Quote the records below word for word, reproducing every line without any change.
__________________________________________________
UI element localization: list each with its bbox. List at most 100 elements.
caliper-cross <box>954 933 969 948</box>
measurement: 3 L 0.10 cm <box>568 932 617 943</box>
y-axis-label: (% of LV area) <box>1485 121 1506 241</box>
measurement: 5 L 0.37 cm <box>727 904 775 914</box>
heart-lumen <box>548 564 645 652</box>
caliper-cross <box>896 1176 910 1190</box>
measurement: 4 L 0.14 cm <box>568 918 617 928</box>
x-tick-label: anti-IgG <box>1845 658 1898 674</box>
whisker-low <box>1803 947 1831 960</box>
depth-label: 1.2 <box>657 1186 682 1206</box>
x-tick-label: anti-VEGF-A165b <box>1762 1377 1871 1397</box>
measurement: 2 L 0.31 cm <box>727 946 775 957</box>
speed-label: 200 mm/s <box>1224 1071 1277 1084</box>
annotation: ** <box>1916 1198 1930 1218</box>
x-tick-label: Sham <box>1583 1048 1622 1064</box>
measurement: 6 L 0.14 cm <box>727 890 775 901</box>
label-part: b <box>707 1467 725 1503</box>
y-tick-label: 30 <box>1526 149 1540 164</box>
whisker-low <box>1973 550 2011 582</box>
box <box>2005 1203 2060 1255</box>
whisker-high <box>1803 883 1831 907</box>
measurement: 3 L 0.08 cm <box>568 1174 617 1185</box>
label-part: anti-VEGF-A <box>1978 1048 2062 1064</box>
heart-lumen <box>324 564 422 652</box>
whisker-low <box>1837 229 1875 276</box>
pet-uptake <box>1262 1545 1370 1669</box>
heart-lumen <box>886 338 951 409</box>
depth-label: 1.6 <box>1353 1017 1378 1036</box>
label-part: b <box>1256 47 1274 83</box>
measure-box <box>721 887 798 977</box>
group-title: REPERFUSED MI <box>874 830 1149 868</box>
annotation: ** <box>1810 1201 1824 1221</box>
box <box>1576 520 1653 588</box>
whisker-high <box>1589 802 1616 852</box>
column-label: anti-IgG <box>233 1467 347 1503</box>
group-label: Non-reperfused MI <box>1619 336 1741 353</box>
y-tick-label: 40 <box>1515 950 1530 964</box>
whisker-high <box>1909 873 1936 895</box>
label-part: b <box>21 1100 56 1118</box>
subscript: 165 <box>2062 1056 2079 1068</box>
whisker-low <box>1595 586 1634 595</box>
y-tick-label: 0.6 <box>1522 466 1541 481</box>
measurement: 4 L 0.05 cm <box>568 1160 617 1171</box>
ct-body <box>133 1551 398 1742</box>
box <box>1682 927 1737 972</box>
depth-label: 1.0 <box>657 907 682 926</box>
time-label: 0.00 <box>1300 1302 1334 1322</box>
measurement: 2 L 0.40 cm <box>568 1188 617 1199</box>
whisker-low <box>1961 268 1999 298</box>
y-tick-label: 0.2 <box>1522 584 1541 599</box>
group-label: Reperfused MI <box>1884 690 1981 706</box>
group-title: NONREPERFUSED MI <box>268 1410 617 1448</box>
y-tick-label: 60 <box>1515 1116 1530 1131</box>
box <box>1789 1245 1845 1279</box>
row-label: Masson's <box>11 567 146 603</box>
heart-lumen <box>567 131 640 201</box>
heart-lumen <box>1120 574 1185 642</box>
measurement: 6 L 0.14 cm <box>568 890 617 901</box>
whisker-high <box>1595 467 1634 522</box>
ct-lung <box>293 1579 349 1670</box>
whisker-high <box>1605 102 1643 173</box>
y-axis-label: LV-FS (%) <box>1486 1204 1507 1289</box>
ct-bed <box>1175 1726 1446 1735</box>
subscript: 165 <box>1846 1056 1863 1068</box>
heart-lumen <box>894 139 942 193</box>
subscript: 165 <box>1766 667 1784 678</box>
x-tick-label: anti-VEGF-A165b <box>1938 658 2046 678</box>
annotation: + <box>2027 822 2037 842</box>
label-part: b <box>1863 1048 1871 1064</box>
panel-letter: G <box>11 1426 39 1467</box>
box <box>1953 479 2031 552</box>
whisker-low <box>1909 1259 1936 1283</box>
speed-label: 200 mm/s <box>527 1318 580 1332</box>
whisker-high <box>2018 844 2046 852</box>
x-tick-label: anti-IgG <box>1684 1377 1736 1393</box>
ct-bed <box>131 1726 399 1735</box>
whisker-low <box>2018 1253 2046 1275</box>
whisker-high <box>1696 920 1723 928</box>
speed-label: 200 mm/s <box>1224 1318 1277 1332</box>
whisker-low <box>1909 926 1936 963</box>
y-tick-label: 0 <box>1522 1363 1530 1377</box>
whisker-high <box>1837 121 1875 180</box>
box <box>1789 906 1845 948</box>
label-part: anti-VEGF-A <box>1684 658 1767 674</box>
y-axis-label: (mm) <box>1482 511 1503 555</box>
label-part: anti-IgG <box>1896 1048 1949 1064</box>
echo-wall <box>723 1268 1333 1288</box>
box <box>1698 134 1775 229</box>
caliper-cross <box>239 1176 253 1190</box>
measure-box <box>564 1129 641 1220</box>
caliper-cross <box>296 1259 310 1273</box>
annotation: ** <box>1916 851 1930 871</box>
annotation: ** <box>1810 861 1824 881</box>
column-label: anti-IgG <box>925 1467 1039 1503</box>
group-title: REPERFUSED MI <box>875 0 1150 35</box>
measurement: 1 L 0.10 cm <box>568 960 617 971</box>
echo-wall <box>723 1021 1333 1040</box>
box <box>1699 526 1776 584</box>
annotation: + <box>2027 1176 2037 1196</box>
__________________________________________________
### Answer to the problem
UI element localization: list each with its bbox. List at most 100 elements.
caliper-cross <box>954 933 969 948</box>
measurement: 3 L 0.10 cm <box>568 932 617 943</box>
y-axis-label: (% of LV area) <box>1485 121 1506 241</box>
measurement: 5 L 0.37 cm <box>727 904 775 914</box>
heart-lumen <box>548 564 645 652</box>
caliper-cross <box>896 1176 910 1190</box>
measurement: 4 L 0.14 cm <box>568 918 617 928</box>
x-tick-label: anti-IgG <box>1845 658 1898 674</box>
whisker-low <box>1803 947 1831 960</box>
depth-label: 1.2 <box>657 1186 682 1206</box>
x-tick-label: anti-VEGF-A165b <box>1762 1377 1871 1397</box>
measurement: 2 L 0.31 cm <box>727 946 775 957</box>
speed-label: 200 mm/s <box>1224 1071 1277 1084</box>
annotation: ** <box>1916 1198 1930 1218</box>
x-tick-label: Sham <box>1583 1048 1622 1064</box>
measurement: 6 L 0.14 cm <box>727 890 775 901</box>
label-part: b <box>707 1467 725 1503</box>
y-tick-label: 30 <box>1526 149 1540 164</box>
whisker-low <box>1973 550 2011 582</box>
box <box>2005 1203 2060 1255</box>
whisker-high <box>1803 883 1831 907</box>
measurement: 3 L 0.08 cm <box>568 1174 617 1185</box>
label-part: anti-VEGF-A <box>1978 1048 2062 1064</box>
heart-lumen <box>324 564 422 652</box>
whisker-low <box>1837 229 1875 276</box>
pet-uptake <box>1262 1545 1370 1669</box>
heart-lumen <box>886 338 951 409</box>
depth-label: 1.6 <box>1353 1017 1378 1036</box>
label-part: b <box>1256 47 1274 83</box>
measure-box <box>721 887 798 977</box>
group-title: REPERFUSED MI <box>874 830 1149 868</box>
annotation: ** <box>1810 1201 1824 1221</box>
box <box>1576 520 1653 588</box>
whisker-high <box>1589 802 1616 852</box>
column-label: anti-IgG <box>233 1467 347 1503</box>
group-label: Non-reperfused MI <box>1619 336 1741 353</box>
y-tick-label: 40 <box>1515 950 1530 964</box>
whisker-high <box>1909 873 1936 895</box>
label-part: b <box>21 1100 56 1118</box>
subscript: 165 <box>2062 1056 2079 1068</box>
whisker-low <box>1595 586 1634 595</box>
y-tick-label: 0.6 <box>1522 466 1541 481</box>
measurement: 4 L 0.05 cm <box>568 1160 617 1171</box>
ct-body <box>133 1551 398 1742</box>
box <box>1682 927 1737 972</box>
depth-label: 1.0 <box>657 907 682 926</box>
time-label: 0.00 <box>1300 1302 1334 1322</box>
measurement: 2 L 0.40 cm <box>568 1188 617 1199</box>
whisker-low <box>1961 268 1999 298</box>
y-tick-label: 0.2 <box>1522 584 1541 599</box>
group-label: Reperfused MI <box>1884 690 1981 706</box>
group-title: NONREPERFUSED MI <box>268 1410 617 1448</box>
y-tick-label: 60 <box>1515 1116 1530 1131</box>
box <box>1789 1245 1845 1279</box>
row-label: Masson's <box>11 567 146 603</box>
heart-lumen <box>567 131 640 201</box>
heart-lumen <box>1120 574 1185 642</box>
measurement: 6 L 0.14 cm <box>568 890 617 901</box>
whisker-high <box>1595 467 1634 522</box>
ct-lung <box>293 1579 349 1670</box>
whisker-high <box>1605 102 1643 173</box>
y-axis-label: LV-FS (%) <box>1486 1204 1507 1289</box>
ct-bed <box>1175 1726 1446 1735</box>
subscript: 165 <box>1846 1056 1863 1068</box>
heart-lumen <box>894 139 942 193</box>
subscript: 165 <box>1766 667 1784 678</box>
x-tick-label: anti-VEGF-A165b <box>1938 658 2046 678</box>
annotation: + <box>2027 822 2037 842</box>
label-part: b <box>1863 1048 1871 1064</box>
panel-letter: G <box>11 1426 39 1467</box>
box <box>1953 479 2031 552</box>
whisker-low <box>1909 1259 1936 1283</box>
speed-label: 200 mm/s <box>527 1318 580 1332</box>
whisker-high <box>2018 844 2046 852</box>
x-tick-label: anti-IgG <box>1684 1377 1736 1393</box>
ct-bed <box>131 1726 399 1735</box>
whisker-low <box>2018 1253 2046 1275</box>
whisker-high <box>1696 920 1723 928</box>
speed-label: 200 mm/s <box>1224 1318 1277 1332</box>
whisker-low <box>1909 926 1936 963</box>
y-tick-label: 0 <box>1522 1363 1530 1377</box>
whisker-high <box>1837 121 1875 180</box>
box <box>1789 906 1845 948</box>
label-part: anti-VEGF-A <box>1684 658 1767 674</box>
y-axis-label: (mm) <box>1482 511 1503 555</box>
label-part: anti-IgG <box>1896 1048 1949 1064</box>
echo-wall <box>723 1268 1333 1288</box>
box <box>1698 134 1775 229</box>
caliper-cross <box>239 1176 253 1190</box>
measure-box <box>564 1129 641 1220</box>
caliper-cross <box>296 1259 310 1273</box>
annotation: ** <box>1916 851 1930 871</box>
annotation: ** <box>1810 861 1824 881</box>
column-label: anti-IgG <box>925 1467 1039 1503</box>
group-title: REPERFUSED MI <box>875 0 1150 35</box>
measurement: 1 L 0.10 cm <box>568 960 617 971</box>
echo-wall <box>723 1021 1333 1040</box>
box <box>1699 526 1776 584</box>
annotation: + <box>2027 1176 2037 1196</box>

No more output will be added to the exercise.